● **The input**:

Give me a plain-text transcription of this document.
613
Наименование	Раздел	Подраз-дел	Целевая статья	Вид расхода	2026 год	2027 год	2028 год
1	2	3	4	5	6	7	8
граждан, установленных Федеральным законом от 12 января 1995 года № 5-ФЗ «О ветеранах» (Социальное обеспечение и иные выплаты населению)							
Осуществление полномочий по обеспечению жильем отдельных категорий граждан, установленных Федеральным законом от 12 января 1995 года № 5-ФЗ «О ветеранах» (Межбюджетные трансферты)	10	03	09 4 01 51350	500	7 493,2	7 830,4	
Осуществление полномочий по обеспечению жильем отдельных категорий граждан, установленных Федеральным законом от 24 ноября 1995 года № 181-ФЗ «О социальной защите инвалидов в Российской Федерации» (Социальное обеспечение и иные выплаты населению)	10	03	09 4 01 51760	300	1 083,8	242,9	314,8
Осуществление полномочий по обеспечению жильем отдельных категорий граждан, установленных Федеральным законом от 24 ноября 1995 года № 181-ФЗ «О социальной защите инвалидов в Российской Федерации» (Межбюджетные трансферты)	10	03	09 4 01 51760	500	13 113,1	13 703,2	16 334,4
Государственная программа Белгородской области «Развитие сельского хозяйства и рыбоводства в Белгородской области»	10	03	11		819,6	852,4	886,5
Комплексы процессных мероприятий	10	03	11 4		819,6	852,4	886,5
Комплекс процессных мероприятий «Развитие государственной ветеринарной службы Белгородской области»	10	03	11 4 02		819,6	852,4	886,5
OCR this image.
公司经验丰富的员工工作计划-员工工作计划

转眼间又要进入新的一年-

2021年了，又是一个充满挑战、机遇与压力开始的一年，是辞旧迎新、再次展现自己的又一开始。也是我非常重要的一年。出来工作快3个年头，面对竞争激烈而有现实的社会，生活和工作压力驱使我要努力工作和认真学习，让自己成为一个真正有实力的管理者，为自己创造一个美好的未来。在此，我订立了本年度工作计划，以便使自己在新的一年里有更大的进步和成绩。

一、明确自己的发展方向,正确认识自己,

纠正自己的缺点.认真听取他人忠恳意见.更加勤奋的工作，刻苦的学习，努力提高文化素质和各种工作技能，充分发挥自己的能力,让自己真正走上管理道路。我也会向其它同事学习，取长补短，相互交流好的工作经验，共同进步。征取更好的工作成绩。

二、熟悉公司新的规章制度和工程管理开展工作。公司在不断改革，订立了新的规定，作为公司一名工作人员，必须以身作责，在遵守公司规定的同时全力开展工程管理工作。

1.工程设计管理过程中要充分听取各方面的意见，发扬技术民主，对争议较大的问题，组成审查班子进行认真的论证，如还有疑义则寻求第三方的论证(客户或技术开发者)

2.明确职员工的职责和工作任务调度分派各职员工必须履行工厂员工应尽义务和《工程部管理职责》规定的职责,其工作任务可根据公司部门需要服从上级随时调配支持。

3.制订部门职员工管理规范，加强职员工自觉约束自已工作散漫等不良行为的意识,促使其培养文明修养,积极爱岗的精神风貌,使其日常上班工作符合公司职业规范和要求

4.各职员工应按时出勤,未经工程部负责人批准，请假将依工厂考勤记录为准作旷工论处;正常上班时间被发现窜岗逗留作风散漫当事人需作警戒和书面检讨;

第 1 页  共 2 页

● **Problem**: Retype the entries exactly, including every line.

● **Result**:
Give me a plain-text transcription of this document.
613
Наименование	Раздел	Подраз-дел	Целевая статья	Вид расхода	2026 год	2027 год	2028 год
1	2	3	4	5	6	7	8
граждан, установленных Федеральным законом от 12 января 1995 года № 5-ФЗ «О ветеранах» (Социальное обеспечение и иные выплаты населению)							
Осуществление полномочий по обеспечению жильем отдельных категорий граждан, установленных Федеральным законом от 12 января 1995 года № 5-ФЗ «О ветеранах» (Межбюджетные трансферты)	10	03	09 4 01 51350	500	7 493,2	7 830,4	
Осуществление полномочий по обеспечению жильем отдельных категорий граждан, установленных Федеральным законом от 24 ноября 1995 года № 181-ФЗ «О социальной защите инвалидов в Российской Федерации» (Социальное обеспечение и иные выплаты населению)	10	03	09 4 01 51760	300	1 083,8	242,9	314,8
Осуществление полномочий по обеспечению жильем отдельных категорий граждан, установленных Федеральным законом от 24 ноября 1995 года № 181-ФЗ «О социальной защите инвалидов в Российской Федерации» (Межбюджетные трансферты)	10	03	09 4 01 51760	500	13 113,1	13 703,2	16 334,4
Государственная программа Белгородской области «Развитие сельского хозяйства и рыбоводства в Белгородской области»	10	03	11		819,6	852,4	886,5
Комплексы процессных мероприятий	10	03	11 4		819,6	852,4	886,5
Комплекс процессных мероприятий «Развитие государственной ветеринарной службы Белгородской области»	10	03	11 4 02		819,6	852,4	886,5
OCR this image.
公司经验丰富的员工工作计划-员工工作计划

转眼间又要进入新的一年-

2021年了，又是一个充满挑战、机遇与压力开始的一年，是辞旧迎新、再次展现自己的又一开始。也是我非常重要的一年。出来工作快3个年头，面对竞争激烈而有现实的社会，生活和工作压力驱使我要努力工作和认真学习，让自己成为一个真正有实力的管理者，为自己创造一个美好的未来。在此，我订立了本年度工作计划，以便使自己在新的一年里有更大的进步和成绩。

一、明确自己的发展方向,正确认识自己,

纠正自己的缺点.认真听取他人忠恳意见.更加勤奋的工作，刻苦的学习，努力提高文化素质和各种工作技能，充分发挥自己的能力,让自己真正走上管理道路。我也会向其它同事学习，取长补短，相互交流好的工作经验，共同进步。征取更好的工作成绩。

二、熟悉公司新的规章制度和工程管理开展工作。公司在不断改革，订立了新的规定，作为公司一名工作人员，必须以身作责，在遵守公司规定的同时全力开展工程管理工作。

1.工程设计管理过程中要充分听取各方面的意见，发扬技术民主，对争议较大的问题，组成审查班子进行认真的论证，如还有疑义则寻求第三方的论证(客户或技术开发者)

2.明确职员工的职责和工作任务调度分派各职员工必须履行工厂员工应尽义务和《工程部管理职责》规定的职责,其工作任务可根据公司部门需要服从上级随时调配支持。

3.制订部门职员工管理规范，加强职员工自觉约束自已工作散漫等不良行为的意识,促使其培养文明修养,积极爱岗的精神风貌,使其日常上班工作符合公司职业规范和要求

4.各职员工应按时出勤,未经工程部负责人批准，请假将依工厂考勤记录为准作旷工论处;正常上班时间被发现窜岗逗留作风散漫当事人需作警戒和书面检讨;

第 1 页  共 2 页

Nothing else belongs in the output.